[start Task material]
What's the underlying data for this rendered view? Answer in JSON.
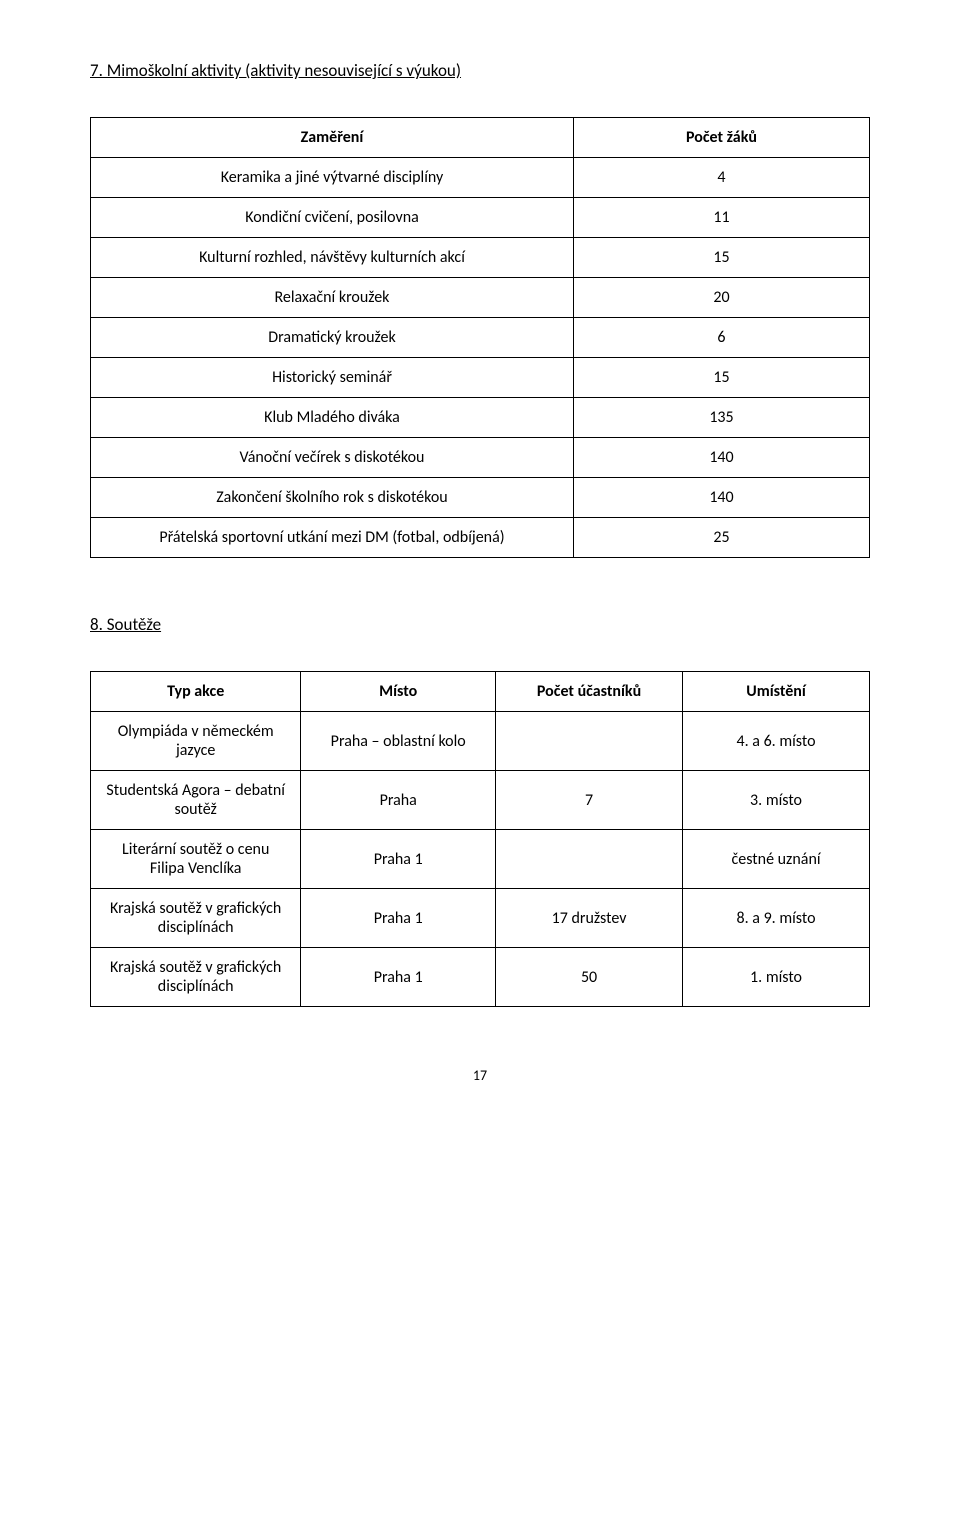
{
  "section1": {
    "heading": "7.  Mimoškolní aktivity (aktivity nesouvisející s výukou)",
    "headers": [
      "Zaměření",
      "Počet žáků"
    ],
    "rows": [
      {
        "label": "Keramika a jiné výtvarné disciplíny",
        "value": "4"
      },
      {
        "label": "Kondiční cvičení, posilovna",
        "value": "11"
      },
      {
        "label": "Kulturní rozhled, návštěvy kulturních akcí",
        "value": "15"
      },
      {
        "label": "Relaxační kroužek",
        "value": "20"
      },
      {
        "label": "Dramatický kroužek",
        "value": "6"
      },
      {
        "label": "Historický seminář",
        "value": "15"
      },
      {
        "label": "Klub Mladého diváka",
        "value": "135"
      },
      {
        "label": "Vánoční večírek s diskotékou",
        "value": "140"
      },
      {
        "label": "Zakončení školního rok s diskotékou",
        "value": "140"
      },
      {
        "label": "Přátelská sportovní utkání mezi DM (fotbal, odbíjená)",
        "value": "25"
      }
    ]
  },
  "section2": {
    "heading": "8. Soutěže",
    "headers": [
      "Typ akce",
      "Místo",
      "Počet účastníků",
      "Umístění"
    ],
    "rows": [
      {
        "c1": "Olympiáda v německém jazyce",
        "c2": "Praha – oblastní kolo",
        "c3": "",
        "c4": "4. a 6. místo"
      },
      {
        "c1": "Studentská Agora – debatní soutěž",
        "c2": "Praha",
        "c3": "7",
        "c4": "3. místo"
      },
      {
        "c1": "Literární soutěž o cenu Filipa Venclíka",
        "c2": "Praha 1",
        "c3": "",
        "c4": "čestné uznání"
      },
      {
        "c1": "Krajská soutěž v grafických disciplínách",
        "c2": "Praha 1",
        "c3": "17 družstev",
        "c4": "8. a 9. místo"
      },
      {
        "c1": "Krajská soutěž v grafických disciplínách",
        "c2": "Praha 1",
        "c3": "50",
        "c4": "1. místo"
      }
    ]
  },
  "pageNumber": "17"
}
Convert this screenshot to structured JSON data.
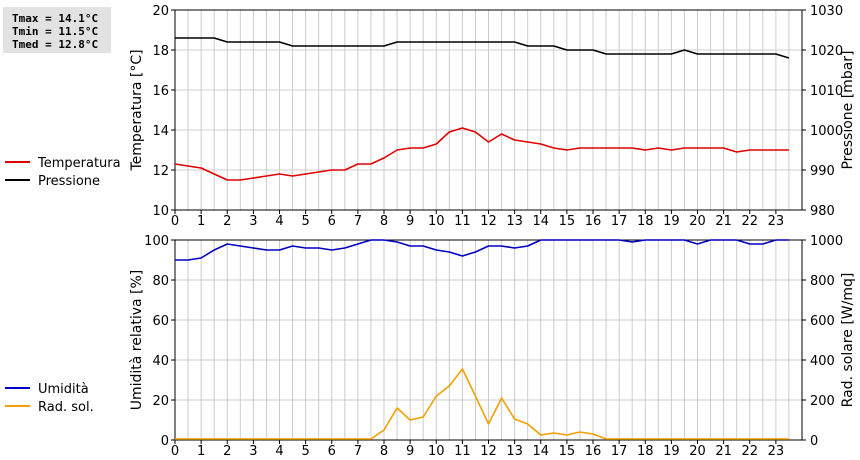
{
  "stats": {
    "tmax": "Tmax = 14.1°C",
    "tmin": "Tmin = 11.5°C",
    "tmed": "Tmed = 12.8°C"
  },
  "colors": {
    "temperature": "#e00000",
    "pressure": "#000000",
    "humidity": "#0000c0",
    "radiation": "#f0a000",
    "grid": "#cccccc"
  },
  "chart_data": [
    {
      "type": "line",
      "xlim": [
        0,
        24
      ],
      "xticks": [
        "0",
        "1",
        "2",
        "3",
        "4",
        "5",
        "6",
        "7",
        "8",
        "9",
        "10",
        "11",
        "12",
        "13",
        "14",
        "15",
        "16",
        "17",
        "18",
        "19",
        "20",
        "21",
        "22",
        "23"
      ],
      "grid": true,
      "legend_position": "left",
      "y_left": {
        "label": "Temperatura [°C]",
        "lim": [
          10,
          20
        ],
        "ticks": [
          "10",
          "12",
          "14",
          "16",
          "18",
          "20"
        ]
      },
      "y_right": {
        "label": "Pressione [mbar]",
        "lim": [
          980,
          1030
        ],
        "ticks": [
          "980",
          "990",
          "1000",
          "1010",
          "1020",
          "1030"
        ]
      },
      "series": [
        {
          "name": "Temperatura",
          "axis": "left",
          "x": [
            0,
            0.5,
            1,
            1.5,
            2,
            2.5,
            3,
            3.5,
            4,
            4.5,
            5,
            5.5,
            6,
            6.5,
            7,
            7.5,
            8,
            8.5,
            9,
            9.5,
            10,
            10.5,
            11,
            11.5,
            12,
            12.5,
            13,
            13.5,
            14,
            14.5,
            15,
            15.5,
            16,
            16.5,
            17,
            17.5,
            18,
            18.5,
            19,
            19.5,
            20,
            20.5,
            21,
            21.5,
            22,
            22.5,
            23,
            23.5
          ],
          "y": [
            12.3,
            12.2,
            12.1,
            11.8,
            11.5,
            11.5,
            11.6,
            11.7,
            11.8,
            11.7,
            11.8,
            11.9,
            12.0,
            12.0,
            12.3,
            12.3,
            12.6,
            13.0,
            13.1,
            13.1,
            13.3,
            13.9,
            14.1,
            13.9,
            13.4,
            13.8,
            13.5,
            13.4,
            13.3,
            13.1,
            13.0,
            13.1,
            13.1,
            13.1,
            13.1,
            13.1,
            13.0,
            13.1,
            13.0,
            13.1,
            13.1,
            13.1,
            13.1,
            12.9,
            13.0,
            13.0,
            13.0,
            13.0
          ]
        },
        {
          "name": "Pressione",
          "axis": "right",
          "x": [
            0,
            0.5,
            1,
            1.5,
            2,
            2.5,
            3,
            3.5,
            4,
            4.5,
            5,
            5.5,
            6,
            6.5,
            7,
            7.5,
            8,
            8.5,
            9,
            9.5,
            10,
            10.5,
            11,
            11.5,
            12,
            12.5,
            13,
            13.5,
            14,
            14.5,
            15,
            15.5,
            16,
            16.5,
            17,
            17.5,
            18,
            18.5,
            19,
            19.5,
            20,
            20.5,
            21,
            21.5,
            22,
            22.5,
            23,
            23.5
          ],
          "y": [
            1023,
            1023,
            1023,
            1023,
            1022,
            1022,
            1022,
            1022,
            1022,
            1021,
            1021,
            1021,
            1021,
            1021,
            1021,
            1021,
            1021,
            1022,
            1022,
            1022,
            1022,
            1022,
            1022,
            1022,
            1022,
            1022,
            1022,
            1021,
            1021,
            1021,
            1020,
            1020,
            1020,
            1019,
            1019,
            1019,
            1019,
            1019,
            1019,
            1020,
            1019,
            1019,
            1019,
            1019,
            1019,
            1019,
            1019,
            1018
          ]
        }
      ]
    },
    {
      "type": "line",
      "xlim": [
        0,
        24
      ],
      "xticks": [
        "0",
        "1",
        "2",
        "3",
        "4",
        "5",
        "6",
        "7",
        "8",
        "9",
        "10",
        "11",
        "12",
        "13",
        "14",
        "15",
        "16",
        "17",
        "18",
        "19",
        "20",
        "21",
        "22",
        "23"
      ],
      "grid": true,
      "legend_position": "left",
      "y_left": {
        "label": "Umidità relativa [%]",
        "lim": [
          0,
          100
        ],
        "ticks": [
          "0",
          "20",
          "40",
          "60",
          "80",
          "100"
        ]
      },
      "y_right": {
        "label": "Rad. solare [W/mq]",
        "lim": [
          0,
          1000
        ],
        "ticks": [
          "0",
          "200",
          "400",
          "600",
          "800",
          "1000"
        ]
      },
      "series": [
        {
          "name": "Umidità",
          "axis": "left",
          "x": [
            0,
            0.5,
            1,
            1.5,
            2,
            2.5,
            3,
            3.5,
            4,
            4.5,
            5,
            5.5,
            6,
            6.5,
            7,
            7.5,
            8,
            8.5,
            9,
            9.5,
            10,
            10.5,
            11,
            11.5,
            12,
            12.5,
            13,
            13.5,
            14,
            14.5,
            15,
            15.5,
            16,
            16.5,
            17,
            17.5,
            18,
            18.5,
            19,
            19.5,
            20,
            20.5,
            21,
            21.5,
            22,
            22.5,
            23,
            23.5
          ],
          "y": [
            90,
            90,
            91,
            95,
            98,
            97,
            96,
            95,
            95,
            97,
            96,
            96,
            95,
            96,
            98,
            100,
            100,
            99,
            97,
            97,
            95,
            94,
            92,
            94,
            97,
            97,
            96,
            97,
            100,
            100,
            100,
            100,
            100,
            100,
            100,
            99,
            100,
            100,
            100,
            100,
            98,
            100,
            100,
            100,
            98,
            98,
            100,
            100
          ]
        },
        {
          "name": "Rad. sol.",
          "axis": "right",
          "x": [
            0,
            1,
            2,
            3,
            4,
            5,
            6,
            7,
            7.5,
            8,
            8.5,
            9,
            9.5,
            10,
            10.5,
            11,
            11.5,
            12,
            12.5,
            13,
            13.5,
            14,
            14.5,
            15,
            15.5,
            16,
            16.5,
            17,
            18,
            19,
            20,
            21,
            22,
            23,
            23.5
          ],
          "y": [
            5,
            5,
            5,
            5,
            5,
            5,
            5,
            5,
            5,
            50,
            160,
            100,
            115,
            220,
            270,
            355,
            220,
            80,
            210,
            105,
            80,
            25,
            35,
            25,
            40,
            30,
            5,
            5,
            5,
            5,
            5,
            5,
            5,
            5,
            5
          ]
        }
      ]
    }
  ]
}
[end Task material]
Brief
Gather each line in these records that contains the string "Pressione".

Task response
        "label": "Pressione [mbar]",
          "name": "Pressione",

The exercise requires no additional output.